§ **Stored data entries**
▼▼▼

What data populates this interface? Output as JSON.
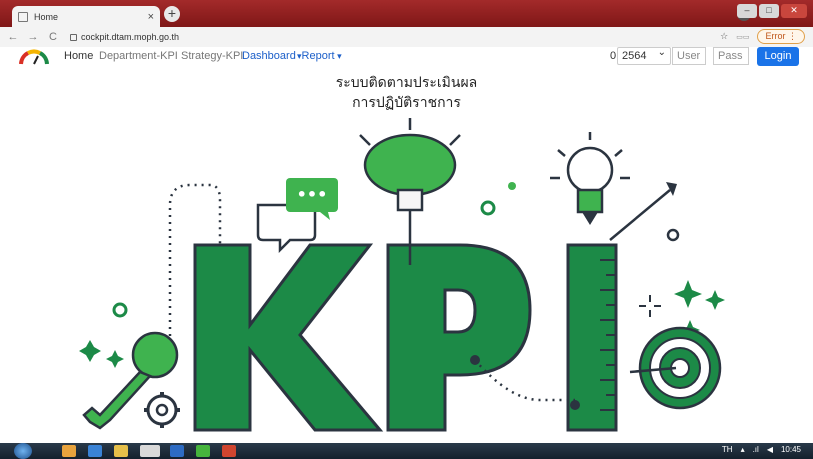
{
  "browser": {
    "tab_title": "Home",
    "tab_close": "×",
    "new_tab": "+",
    "url": "cockpit.dtam.moph.go.th",
    "error_label": "Error"
  },
  "navbar": {
    "home": "Home",
    "department_kpi": "Department-KPI",
    "strategy_kpi": "Strategy-KPI",
    "dashboard": "Dashboard",
    "report": "Report",
    "zero": "0",
    "year": "2564",
    "user_placeholder": "User",
    "password_placeholder": "Pass",
    "login": "Login"
  },
  "hero": {
    "title_line1": "ระบบติดตามประเมินผล",
    "title_line2": "การปฏิบัติราชการ",
    "kpi_text": "KPI",
    "chat_dots": "•••"
  },
  "taskbar": {
    "lang": "TH",
    "time": "10:45"
  },
  "colors": {
    "accent_green": "#1c8a47",
    "light_green": "#3fb34f",
    "dark_outline": "#2b3440",
    "login_blue": "#1a73e8",
    "link_blue": "#1c5fc9"
  }
}
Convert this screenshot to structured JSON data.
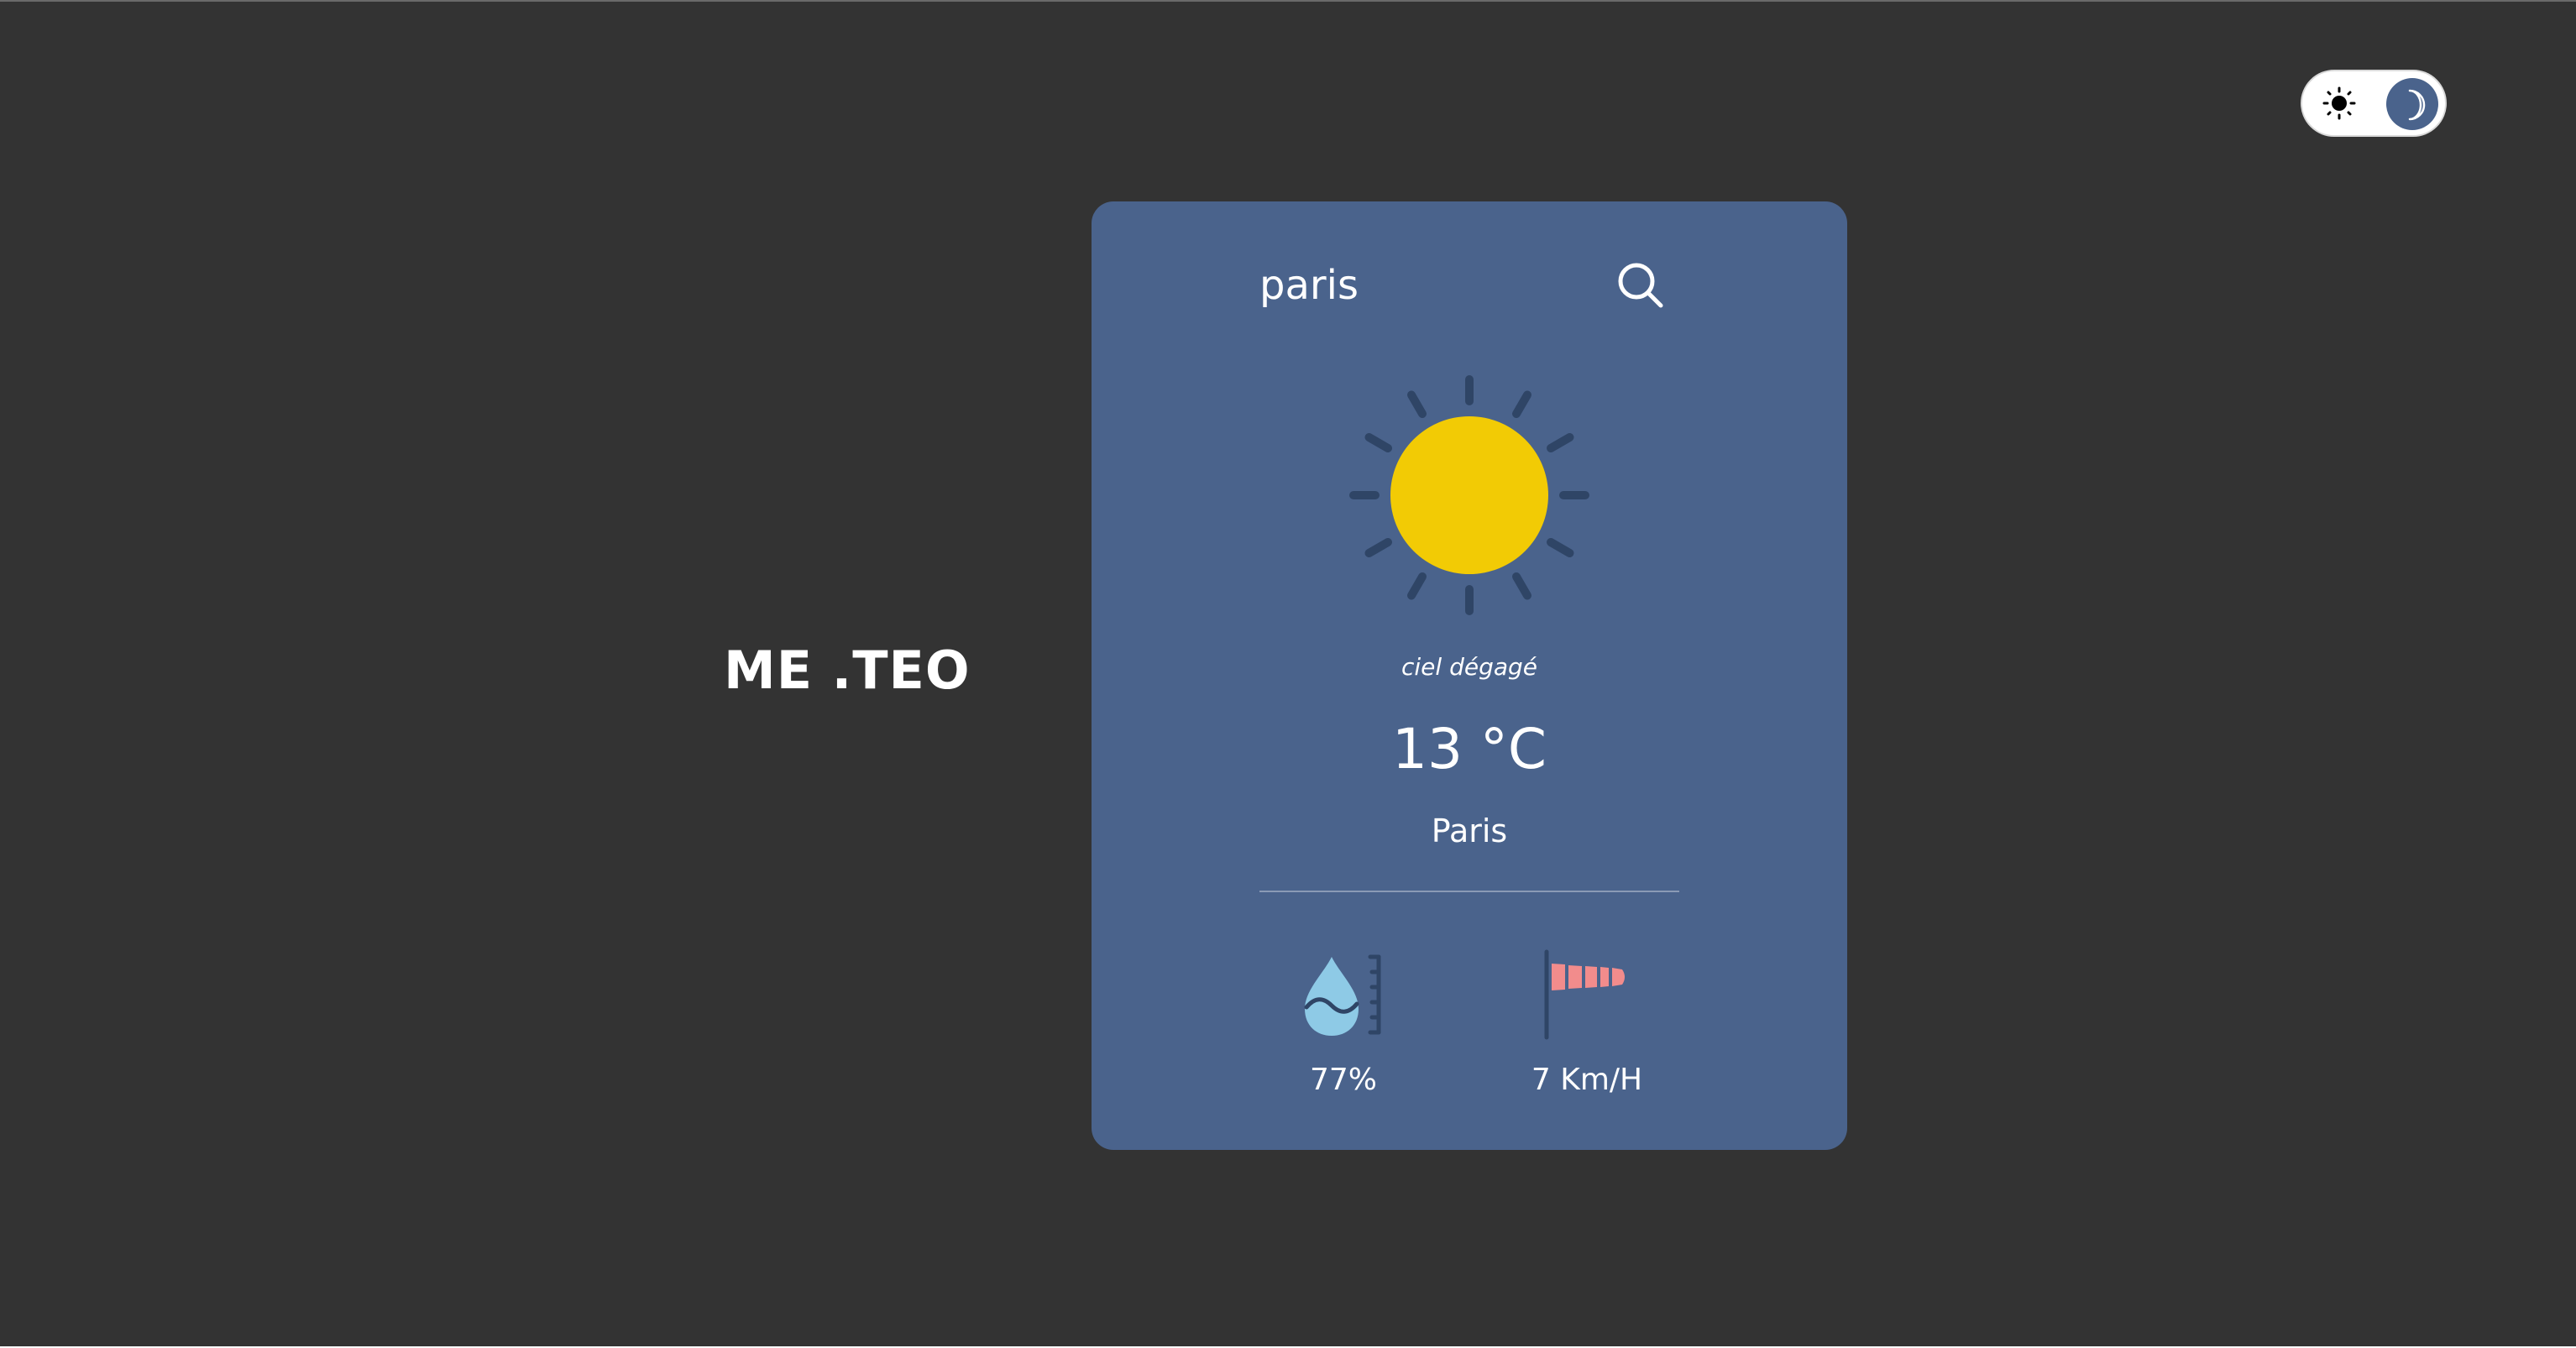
{
  "app": {
    "logo": "ME .TEO"
  },
  "theme_toggle": {
    "light_icon": "sun-icon",
    "dark_icon": "moon-icon",
    "active": "dark"
  },
  "weather": {
    "search_value": "paris",
    "search_icon": "search-icon",
    "condition_icon": "sun-icon",
    "description": "ciel dégagé",
    "temperature": "13 °C",
    "city": "Paris",
    "humidity": "77%",
    "humidity_icon": "humidity-drop-icon",
    "wind": "7 Km/H",
    "wind_icon": "windsock-icon"
  },
  "colors": {
    "background": "#333333",
    "card": "#4a638c",
    "sun": "#f2cb05",
    "sun_rays": "#2f4566",
    "drop": "#8ecae6",
    "windsock": "#f28c8c"
  }
}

▲▲▲

§ **EXERCISE REQUIREMENTS**
Transcribe the listing above verbatim. Omit the pictures.

§ **EXERCISE SOLUTION**
What data populates this interface? Output as JSON.
{
  "browser": {
    "tab_title": "Home",
    "tab_close": "×",
    "new_tab": "+",
    "url": "cockpit.dtam.moph.go.th",
    "error_label": "Error"
  },
  "navbar": {
    "home": "Home",
    "department_kpi": "Department-KPI",
    "strategy_kpi": "Strategy-KPI",
    "dashboard": "Dashboard",
    "report": "Report",
    "zero": "0",
    "year": "2564",
    "user_placeholder": "User",
    "password_placeholder": "Pass",
    "login": "Login"
  },
  "hero": {
    "title_line1": "ระบบติดตามประเมินผล",
    "title_line2": "การปฏิบัติราชการ",
    "kpi_text": "KPI",
    "chat_dots": "•••"
  },
  "taskbar": {
    "lang": "TH",
    "time": "10:45"
  },
  "colors": {
    "accent_green": "#1c8a47",
    "light_green": "#3fb34f",
    "dark_outline": "#2b3440",
    "login_blue": "#1a73e8",
    "link_blue": "#1c5fc9"
  }
}
Convert this screenshot to structured JSON data.
{
  "app": {
    "logo": "ME .TEO"
  },
  "theme_toggle": {
    "light_icon": "sun-icon",
    "dark_icon": "moon-icon",
    "active": "dark"
  },
  "weather": {
    "search_value": "paris",
    "search_icon": "search-icon",
    "condition_icon": "sun-icon",
    "description": "ciel dégagé",
    "temperature": "13 °C",
    "city": "Paris",
    "humidity": "77%",
    "humidity_icon": "humidity-drop-icon",
    "wind": "7 Km/H",
    "wind_icon": "windsock-icon"
  },
  "colors": {
    "background": "#333333",
    "card": "#4a638c",
    "sun": "#f2cb05",
    "sun_rays": "#2f4566",
    "drop": "#8ecae6",
    "windsock": "#f28c8c"
  }
}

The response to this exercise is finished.